◆ Exercise ◆
Reproduce the items verbatim, from the line containing "What elements are" through the line containing "list-item: Trend: Attendance", including both of those lines.

◆ Data entries ◆

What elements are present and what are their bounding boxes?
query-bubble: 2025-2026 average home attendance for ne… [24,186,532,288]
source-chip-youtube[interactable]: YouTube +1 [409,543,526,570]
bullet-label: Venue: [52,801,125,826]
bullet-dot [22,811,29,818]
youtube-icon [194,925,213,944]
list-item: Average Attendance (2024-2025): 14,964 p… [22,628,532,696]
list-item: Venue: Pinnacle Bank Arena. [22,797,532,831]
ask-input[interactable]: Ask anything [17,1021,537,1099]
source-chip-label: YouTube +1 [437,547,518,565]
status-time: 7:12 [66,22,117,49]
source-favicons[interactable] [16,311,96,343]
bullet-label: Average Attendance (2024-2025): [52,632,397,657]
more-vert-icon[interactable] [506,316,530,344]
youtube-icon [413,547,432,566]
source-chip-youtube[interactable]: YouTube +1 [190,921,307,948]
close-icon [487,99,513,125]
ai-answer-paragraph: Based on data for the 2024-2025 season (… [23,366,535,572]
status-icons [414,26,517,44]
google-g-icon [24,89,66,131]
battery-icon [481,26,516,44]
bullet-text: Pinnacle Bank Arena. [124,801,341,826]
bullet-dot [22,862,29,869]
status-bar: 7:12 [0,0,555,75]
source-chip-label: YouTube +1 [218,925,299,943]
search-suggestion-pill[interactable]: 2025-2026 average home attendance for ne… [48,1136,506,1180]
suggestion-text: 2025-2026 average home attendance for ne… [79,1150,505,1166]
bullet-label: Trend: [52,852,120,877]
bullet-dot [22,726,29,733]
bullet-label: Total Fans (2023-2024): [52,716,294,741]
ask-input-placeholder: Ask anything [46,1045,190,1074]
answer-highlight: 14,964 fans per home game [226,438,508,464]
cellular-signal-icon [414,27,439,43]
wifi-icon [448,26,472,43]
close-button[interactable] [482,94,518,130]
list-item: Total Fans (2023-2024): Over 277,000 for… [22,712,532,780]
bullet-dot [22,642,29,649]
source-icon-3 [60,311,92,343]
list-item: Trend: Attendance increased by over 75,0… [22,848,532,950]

...

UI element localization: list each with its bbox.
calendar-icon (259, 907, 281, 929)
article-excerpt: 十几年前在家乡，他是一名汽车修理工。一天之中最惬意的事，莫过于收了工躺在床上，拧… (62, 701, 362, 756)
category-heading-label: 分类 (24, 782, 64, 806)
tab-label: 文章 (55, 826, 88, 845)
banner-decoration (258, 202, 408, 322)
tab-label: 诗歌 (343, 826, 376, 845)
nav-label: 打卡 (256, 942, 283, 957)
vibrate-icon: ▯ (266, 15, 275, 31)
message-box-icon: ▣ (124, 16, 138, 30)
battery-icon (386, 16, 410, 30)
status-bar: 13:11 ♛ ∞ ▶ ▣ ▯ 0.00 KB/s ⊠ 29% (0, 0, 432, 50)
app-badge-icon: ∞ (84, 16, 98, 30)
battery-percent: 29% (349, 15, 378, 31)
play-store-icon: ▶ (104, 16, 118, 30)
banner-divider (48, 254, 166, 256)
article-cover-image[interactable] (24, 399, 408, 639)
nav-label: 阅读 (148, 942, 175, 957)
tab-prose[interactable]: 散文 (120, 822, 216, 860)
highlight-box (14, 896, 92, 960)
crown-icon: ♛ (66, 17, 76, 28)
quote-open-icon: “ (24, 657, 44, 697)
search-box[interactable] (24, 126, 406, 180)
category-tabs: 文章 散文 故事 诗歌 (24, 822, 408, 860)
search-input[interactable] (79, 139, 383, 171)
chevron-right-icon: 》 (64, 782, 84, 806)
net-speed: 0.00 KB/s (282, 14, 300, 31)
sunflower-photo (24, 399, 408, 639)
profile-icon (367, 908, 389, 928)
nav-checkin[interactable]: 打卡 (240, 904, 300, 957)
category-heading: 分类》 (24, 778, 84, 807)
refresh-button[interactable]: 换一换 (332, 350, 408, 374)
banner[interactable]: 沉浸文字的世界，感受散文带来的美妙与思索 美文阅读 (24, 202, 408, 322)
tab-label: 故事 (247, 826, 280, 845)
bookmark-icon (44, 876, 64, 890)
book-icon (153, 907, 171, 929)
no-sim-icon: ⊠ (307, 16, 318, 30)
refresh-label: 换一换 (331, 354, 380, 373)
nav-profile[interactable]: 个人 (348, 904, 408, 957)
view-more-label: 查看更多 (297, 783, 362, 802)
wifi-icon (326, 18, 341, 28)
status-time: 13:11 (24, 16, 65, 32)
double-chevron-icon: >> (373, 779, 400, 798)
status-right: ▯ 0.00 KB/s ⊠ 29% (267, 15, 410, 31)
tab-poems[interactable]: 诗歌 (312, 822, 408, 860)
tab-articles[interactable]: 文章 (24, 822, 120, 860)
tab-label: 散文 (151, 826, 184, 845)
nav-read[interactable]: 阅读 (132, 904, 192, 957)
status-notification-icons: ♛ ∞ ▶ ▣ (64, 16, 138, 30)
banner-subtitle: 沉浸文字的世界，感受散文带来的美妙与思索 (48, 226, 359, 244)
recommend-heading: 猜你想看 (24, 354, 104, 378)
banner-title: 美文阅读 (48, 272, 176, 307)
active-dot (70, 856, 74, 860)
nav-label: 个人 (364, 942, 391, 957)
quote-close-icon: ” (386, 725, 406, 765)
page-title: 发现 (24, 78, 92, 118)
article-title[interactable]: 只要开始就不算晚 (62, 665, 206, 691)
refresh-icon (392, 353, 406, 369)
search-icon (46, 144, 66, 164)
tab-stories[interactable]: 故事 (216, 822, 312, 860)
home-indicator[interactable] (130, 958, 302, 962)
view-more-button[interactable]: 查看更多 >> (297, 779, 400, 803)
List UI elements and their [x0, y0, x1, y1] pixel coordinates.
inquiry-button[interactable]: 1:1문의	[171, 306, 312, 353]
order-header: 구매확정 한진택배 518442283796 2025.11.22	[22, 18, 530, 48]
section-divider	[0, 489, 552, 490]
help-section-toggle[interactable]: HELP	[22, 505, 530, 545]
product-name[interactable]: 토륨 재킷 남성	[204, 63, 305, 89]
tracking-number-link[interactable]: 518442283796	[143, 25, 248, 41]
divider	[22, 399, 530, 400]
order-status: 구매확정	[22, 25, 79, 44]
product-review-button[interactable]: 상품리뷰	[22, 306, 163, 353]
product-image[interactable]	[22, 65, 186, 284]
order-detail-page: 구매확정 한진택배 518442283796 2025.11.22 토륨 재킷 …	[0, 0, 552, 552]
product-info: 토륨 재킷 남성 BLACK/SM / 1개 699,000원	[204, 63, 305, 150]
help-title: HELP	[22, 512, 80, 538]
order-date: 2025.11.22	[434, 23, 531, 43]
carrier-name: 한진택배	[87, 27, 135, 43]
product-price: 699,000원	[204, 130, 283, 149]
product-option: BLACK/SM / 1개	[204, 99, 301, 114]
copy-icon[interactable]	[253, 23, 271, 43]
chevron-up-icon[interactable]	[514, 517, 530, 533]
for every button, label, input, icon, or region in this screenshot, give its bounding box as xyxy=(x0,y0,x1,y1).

◆ Response to this task ◆
What elements are present and what are their bounding boxes?
query-bubble: 2025-2026 average home attendance for ne… [24,186,532,288]
source-chip-youtube[interactable]: YouTube +1 [409,543,526,570]
bullet-label: Venue: [52,801,125,826]
bullet-dot [22,811,29,818]
youtube-icon [194,925,213,944]
list-item: Average Attendance (2024-2025): 14,964 p… [22,628,532,696]
list-item: Venue: Pinnacle Bank Arena. [22,797,532,831]
ask-input[interactable]: Ask anything [17,1021,537,1099]
source-chip-label: YouTube +1 [437,547,518,565]
status-time: 7:12 [66,22,117,49]
source-favicons[interactable] [16,311,96,343]
bullet-label: Average Attendance (2024-2025): [52,632,397,657]
more-vert-icon[interactable] [506,316,530,344]
youtube-icon [413,547,432,566]
source-chip-youtube[interactable]: YouTube +1 [190,921,307,948]
close-icon [487,99,513,125]
ai-answer-paragraph: Based on data for the 2024-2025 season (… [23,366,535,572]
status-icons [414,26,517,44]
google-g-icon [24,89,66,131]
battery-icon [481,26,516,44]
bullet-text: Pinnacle Bank Arena. [124,801,341,826]
bullet-dot [22,862,29,869]
status-bar: 7:12 [0,0,555,75]
source-chip-label: YouTube +1 [218,925,299,943]
search-suggestion-pill[interactable]: 2025-2026 average home attendance for ne… [48,1136,506,1180]
suggestion-text: 2025-2026 average home attendance for ne… [79,1150,505,1166]
bullet-label: Trend: [52,852,120,877]
bullet-dot [22,726,29,733]
bullet-label: Total Fans (2023-2024): [52,716,294,741]
ask-input-placeholder: Ask anything [46,1045,190,1074]
answer-highlight: 14,964 fans per home game [226,438,508,464]
cellular-signal-icon [414,27,439,43]
wifi-icon [448,26,472,43]
close-button[interactable] [482,94,518,130]
list-item: Total Fans (2023-2024): Over 277,000 for… [22,712,532,780]
bullet-dot [22,642,29,649]
source-icon-3 [60,311,92,343]
list-item: Trend: Attendance increased by over 75,0… [22,848,532,950]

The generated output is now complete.